EXERCISE DIRECTIONS -> Extract all records. Keep each one exact.

— Start DATA FOR THE TASK —

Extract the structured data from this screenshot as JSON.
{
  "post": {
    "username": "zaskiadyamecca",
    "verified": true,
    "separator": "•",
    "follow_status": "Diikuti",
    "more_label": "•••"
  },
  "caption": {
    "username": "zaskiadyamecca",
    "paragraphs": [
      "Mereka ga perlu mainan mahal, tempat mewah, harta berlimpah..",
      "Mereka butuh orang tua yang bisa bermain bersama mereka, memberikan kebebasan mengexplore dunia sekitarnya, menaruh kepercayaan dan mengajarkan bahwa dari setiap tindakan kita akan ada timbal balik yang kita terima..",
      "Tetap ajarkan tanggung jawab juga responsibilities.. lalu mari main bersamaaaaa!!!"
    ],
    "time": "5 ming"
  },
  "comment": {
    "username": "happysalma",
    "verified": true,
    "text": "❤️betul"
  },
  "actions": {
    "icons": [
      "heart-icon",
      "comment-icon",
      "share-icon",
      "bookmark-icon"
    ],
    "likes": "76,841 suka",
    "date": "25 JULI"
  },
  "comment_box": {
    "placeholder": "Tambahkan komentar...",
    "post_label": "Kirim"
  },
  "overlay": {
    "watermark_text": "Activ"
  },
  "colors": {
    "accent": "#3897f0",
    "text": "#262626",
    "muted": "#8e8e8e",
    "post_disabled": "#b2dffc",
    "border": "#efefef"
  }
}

— End DATA FOR THE TASK —

PROBLEM SOLUTION ->
Extract the structured data from this screenshot as JSON.
{
  "post": {
    "username": "zaskiadyamecca",
    "verified": true,
    "separator": "•",
    "follow_status": "Diikuti",
    "more_label": "•••"
  },
  "caption": {
    "username": "zaskiadyamecca",
    "paragraphs": [
      "Mereka ga perlu mainan mahal, tempat mewah, harta berlimpah..",
      "Mereka butuh orang tua yang bisa bermain bersama mereka, memberikan kebebasan mengexplore dunia sekitarnya, menaruh kepercayaan dan mengajarkan bahwa dari setiap tindakan kita akan ada timbal balik yang kita terima..",
      "Tetap ajarkan tanggung jawab juga responsibilities.. lalu mari main bersamaaaaa!!!"
    ],
    "time": "5 ming"
  },
  "comment": {
    "username": "happysalma",
    "verified": true,
    "text": "❤️betul"
  },
  "actions": {
    "icons": [
      "heart-icon",
      "comment-icon",
      "share-icon",
      "bookmark-icon"
    ],
    "likes": "76,841 suka",
    "date": "25 JULI"
  },
  "comment_box": {
    "placeholder": "Tambahkan komentar...",
    "post_label": "Kirim"
  },
  "overlay": {
    "watermark_text": "Activ"
  },
  "colors": {
    "accent": "#3897f0",
    "text": "#262626",
    "muted": "#8e8e8e",
    "post_disabled": "#b2dffc",
    "border": "#efefef"
  }
}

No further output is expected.